WHAT THE TASK REQUIRES: Give every line of the data again, unchanged, but with no pictures.

(Excerpt from a dataset)
** start **

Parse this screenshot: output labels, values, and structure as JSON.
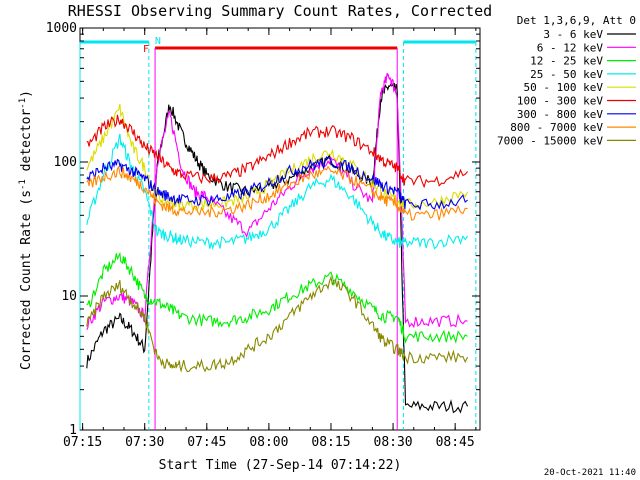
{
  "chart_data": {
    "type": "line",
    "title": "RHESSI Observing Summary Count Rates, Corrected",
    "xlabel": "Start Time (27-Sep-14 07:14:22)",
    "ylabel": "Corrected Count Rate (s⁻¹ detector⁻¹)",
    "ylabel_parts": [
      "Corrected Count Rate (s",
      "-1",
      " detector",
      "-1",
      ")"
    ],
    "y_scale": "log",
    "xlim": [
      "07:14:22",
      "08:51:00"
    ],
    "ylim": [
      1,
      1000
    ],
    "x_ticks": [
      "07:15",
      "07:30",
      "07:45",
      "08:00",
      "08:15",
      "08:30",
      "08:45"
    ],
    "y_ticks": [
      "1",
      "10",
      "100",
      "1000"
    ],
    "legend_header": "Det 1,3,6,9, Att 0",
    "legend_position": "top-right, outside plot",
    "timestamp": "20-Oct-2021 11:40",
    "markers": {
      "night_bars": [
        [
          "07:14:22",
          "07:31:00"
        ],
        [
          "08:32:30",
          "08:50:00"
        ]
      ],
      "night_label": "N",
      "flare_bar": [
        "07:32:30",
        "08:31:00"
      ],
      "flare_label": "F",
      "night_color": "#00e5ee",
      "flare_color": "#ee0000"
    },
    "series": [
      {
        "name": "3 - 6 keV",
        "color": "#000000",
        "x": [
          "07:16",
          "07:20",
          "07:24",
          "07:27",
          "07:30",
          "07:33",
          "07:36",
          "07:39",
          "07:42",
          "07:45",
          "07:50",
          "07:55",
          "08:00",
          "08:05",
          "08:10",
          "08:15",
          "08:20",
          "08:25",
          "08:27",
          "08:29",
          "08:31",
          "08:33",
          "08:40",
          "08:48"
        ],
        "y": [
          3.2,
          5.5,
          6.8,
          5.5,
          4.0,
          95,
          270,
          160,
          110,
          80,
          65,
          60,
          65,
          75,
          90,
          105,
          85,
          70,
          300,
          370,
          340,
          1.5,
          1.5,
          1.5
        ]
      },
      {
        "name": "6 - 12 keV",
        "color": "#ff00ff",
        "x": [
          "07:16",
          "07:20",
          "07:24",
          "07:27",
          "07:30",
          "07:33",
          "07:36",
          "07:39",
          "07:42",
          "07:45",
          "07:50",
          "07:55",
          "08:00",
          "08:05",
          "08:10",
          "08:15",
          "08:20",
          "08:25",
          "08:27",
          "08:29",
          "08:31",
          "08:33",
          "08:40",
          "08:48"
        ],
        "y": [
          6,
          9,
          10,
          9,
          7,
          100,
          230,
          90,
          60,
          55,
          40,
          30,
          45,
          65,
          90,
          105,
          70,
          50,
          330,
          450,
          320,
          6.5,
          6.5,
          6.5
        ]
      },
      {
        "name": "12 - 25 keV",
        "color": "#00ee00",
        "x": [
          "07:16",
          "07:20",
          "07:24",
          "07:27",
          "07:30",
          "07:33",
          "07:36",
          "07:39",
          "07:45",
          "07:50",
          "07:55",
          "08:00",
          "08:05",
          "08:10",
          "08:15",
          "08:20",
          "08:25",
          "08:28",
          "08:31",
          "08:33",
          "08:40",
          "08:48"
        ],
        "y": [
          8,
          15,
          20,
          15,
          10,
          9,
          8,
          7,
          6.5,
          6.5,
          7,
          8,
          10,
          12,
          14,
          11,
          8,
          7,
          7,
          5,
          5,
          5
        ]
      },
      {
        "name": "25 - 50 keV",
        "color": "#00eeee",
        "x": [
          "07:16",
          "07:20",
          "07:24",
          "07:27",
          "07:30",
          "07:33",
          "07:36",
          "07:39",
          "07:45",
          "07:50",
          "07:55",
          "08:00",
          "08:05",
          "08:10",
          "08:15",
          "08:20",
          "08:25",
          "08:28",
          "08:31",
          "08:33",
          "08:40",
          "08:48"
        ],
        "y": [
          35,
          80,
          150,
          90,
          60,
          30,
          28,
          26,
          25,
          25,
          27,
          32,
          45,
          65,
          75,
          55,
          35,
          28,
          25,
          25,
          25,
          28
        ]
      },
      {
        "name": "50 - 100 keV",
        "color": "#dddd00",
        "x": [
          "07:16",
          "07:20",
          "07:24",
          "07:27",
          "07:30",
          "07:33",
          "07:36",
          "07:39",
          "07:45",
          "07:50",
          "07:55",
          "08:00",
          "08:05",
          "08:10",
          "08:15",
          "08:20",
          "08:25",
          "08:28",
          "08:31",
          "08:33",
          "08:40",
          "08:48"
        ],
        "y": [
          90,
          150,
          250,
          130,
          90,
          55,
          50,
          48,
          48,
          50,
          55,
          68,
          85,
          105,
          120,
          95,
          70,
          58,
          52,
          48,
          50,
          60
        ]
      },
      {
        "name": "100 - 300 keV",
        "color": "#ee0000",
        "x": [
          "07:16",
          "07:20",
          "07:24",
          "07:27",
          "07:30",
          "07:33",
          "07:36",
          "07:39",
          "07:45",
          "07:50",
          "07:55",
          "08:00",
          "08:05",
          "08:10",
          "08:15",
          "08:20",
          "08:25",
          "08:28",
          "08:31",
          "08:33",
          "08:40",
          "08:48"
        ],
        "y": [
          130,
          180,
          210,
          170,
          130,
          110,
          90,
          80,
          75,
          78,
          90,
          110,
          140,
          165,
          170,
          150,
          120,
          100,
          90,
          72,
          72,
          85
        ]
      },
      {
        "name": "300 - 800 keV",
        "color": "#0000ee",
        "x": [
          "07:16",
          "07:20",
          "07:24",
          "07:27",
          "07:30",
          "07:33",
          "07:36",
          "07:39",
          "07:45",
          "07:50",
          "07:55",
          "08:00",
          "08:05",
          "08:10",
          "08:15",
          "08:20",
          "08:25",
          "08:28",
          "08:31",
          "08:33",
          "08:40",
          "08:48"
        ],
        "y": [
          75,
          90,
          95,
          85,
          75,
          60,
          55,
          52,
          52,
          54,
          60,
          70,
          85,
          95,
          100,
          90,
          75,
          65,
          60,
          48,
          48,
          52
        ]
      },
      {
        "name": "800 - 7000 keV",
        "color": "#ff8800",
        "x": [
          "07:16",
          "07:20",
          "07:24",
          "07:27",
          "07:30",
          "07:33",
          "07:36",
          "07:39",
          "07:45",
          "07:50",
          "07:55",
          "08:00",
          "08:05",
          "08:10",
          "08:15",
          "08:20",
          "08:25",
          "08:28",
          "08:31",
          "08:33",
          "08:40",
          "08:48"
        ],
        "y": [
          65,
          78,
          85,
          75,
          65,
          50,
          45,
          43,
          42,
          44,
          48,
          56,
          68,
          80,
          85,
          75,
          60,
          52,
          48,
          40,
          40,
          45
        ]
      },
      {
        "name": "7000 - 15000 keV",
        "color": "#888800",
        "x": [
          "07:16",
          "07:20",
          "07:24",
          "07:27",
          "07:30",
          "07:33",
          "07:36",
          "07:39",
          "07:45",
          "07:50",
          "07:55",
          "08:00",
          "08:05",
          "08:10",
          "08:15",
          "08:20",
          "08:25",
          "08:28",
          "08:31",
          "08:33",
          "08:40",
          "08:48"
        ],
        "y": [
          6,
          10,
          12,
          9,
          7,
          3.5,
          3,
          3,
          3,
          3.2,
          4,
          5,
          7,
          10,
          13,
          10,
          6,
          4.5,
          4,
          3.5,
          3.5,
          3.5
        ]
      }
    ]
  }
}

** end **

EXPECTED ANSWER:
Parse this screenshot: output labels, values, and structure as JSON.
{
  "chart_data": {
    "type": "line",
    "title": "RHESSI Observing Summary Count Rates, Corrected",
    "xlabel": "Start Time (27-Sep-14 07:14:22)",
    "ylabel": "Corrected Count Rate (s⁻¹ detector⁻¹)",
    "ylabel_parts": [
      "Corrected Count Rate (s",
      "-1",
      " detector",
      "-1",
      ")"
    ],
    "y_scale": "log",
    "xlim": [
      "07:14:22",
      "08:51:00"
    ],
    "ylim": [
      1,
      1000
    ],
    "x_ticks": [
      "07:15",
      "07:30",
      "07:45",
      "08:00",
      "08:15",
      "08:30",
      "08:45"
    ],
    "y_ticks": [
      "1",
      "10",
      "100",
      "1000"
    ],
    "legend_header": "Det 1,3,6,9, Att 0",
    "legend_position": "top-right, outside plot",
    "timestamp": "20-Oct-2021 11:40",
    "markers": {
      "night_bars": [
        [
          "07:14:22",
          "07:31:00"
        ],
        [
          "08:32:30",
          "08:50:00"
        ]
      ],
      "night_label": "N",
      "flare_bar": [
        "07:32:30",
        "08:31:00"
      ],
      "flare_label": "F",
      "night_color": "#00e5ee",
      "flare_color": "#ee0000"
    },
    "series": [
      {
        "name": "3 - 6 keV",
        "color": "#000000",
        "x": [
          "07:16",
          "07:20",
          "07:24",
          "07:27",
          "07:30",
          "07:33",
          "07:36",
          "07:39",
          "07:42",
          "07:45",
          "07:50",
          "07:55",
          "08:00",
          "08:05",
          "08:10",
          "08:15",
          "08:20",
          "08:25",
          "08:27",
          "08:29",
          "08:31",
          "08:33",
          "08:40",
          "08:48"
        ],
        "y": [
          3.2,
          5.5,
          6.8,
          5.5,
          4.0,
          95,
          270,
          160,
          110,
          80,
          65,
          60,
          65,
          75,
          90,
          105,
          85,
          70,
          300,
          370,
          340,
          1.5,
          1.5,
          1.5
        ]
      },
      {
        "name": "6 - 12 keV",
        "color": "#ff00ff",
        "x": [
          "07:16",
          "07:20",
          "07:24",
          "07:27",
          "07:30",
          "07:33",
          "07:36",
          "07:39",
          "07:42",
          "07:45",
          "07:50",
          "07:55",
          "08:00",
          "08:05",
          "08:10",
          "08:15",
          "08:20",
          "08:25",
          "08:27",
          "08:29",
          "08:31",
          "08:33",
          "08:40",
          "08:48"
        ],
        "y": [
          6,
          9,
          10,
          9,
          7,
          100,
          230,
          90,
          60,
          55,
          40,
          30,
          45,
          65,
          90,
          105,
          70,
          50,
          330,
          450,
          320,
          6.5,
          6.5,
          6.5
        ]
      },
      {
        "name": "12 - 25 keV",
        "color": "#00ee00",
        "x": [
          "07:16",
          "07:20",
          "07:24",
          "07:27",
          "07:30",
          "07:33",
          "07:36",
          "07:39",
          "07:45",
          "07:50",
          "07:55",
          "08:00",
          "08:05",
          "08:10",
          "08:15",
          "08:20",
          "08:25",
          "08:28",
          "08:31",
          "08:33",
          "08:40",
          "08:48"
        ],
        "y": [
          8,
          15,
          20,
          15,
          10,
          9,
          8,
          7,
          6.5,
          6.5,
          7,
          8,
          10,
          12,
          14,
          11,
          8,
          7,
          7,
          5,
          5,
          5
        ]
      },
      {
        "name": "25 - 50 keV",
        "color": "#00eeee",
        "x": [
          "07:16",
          "07:20",
          "07:24",
          "07:27",
          "07:30",
          "07:33",
          "07:36",
          "07:39",
          "07:45",
          "07:50",
          "07:55",
          "08:00",
          "08:05",
          "08:10",
          "08:15",
          "08:20",
          "08:25",
          "08:28",
          "08:31",
          "08:33",
          "08:40",
          "08:48"
        ],
        "y": [
          35,
          80,
          150,
          90,
          60,
          30,
          28,
          26,
          25,
          25,
          27,
          32,
          45,
          65,
          75,
          55,
          35,
          28,
          25,
          25,
          25,
          28
        ]
      },
      {
        "name": "50 - 100 keV",
        "color": "#dddd00",
        "x": [
          "07:16",
          "07:20",
          "07:24",
          "07:27",
          "07:30",
          "07:33",
          "07:36",
          "07:39",
          "07:45",
          "07:50",
          "07:55",
          "08:00",
          "08:05",
          "08:10",
          "08:15",
          "08:20",
          "08:25",
          "08:28",
          "08:31",
          "08:33",
          "08:40",
          "08:48"
        ],
        "y": [
          90,
          150,
          250,
          130,
          90,
          55,
          50,
          48,
          48,
          50,
          55,
          68,
          85,
          105,
          120,
          95,
          70,
          58,
          52,
          48,
          50,
          60
        ]
      },
      {
        "name": "100 - 300 keV",
        "color": "#ee0000",
        "x": [
          "07:16",
          "07:20",
          "07:24",
          "07:27",
          "07:30",
          "07:33",
          "07:36",
          "07:39",
          "07:45",
          "07:50",
          "07:55",
          "08:00",
          "08:05",
          "08:10",
          "08:15",
          "08:20",
          "08:25",
          "08:28",
          "08:31",
          "08:33",
          "08:40",
          "08:48"
        ],
        "y": [
          130,
          180,
          210,
          170,
          130,
          110,
          90,
          80,
          75,
          78,
          90,
          110,
          140,
          165,
          170,
          150,
          120,
          100,
          90,
          72,
          72,
          85
        ]
      },
      {
        "name": "300 - 800 keV",
        "color": "#0000ee",
        "x": [
          "07:16",
          "07:20",
          "07:24",
          "07:27",
          "07:30",
          "07:33",
          "07:36",
          "07:39",
          "07:45",
          "07:50",
          "07:55",
          "08:00",
          "08:05",
          "08:10",
          "08:15",
          "08:20",
          "08:25",
          "08:28",
          "08:31",
          "08:33",
          "08:40",
          "08:48"
        ],
        "y": [
          75,
          90,
          95,
          85,
          75,
          60,
          55,
          52,
          52,
          54,
          60,
          70,
          85,
          95,
          100,
          90,
          75,
          65,
          60,
          48,
          48,
          52
        ]
      },
      {
        "name": "800 - 7000 keV",
        "color": "#ff8800",
        "x": [
          "07:16",
          "07:20",
          "07:24",
          "07:27",
          "07:30",
          "07:33",
          "07:36",
          "07:39",
          "07:45",
          "07:50",
          "07:55",
          "08:00",
          "08:05",
          "08:10",
          "08:15",
          "08:20",
          "08:25",
          "08:28",
          "08:31",
          "08:33",
          "08:40",
          "08:48"
        ],
        "y": [
          65,
          78,
          85,
          75,
          65,
          50,
          45,
          43,
          42,
          44,
          48,
          56,
          68,
          80,
          85,
          75,
          60,
          52,
          48,
          40,
          40,
          45
        ]
      },
      {
        "name": "7000 - 15000 keV",
        "color": "#888800",
        "x": [
          "07:16",
          "07:20",
          "07:24",
          "07:27",
          "07:30",
          "07:33",
          "07:36",
          "07:39",
          "07:45",
          "07:50",
          "07:55",
          "08:00",
          "08:05",
          "08:10",
          "08:15",
          "08:20",
          "08:25",
          "08:28",
          "08:31",
          "08:33",
          "08:40",
          "08:48"
        ],
        "y": [
          6,
          10,
          12,
          9,
          7,
          3.5,
          3,
          3,
          3,
          3.2,
          4,
          5,
          7,
          10,
          13,
          10,
          6,
          4.5,
          4,
          3.5,
          3.5,
          3.5
        ]
      }
    ]
  }
}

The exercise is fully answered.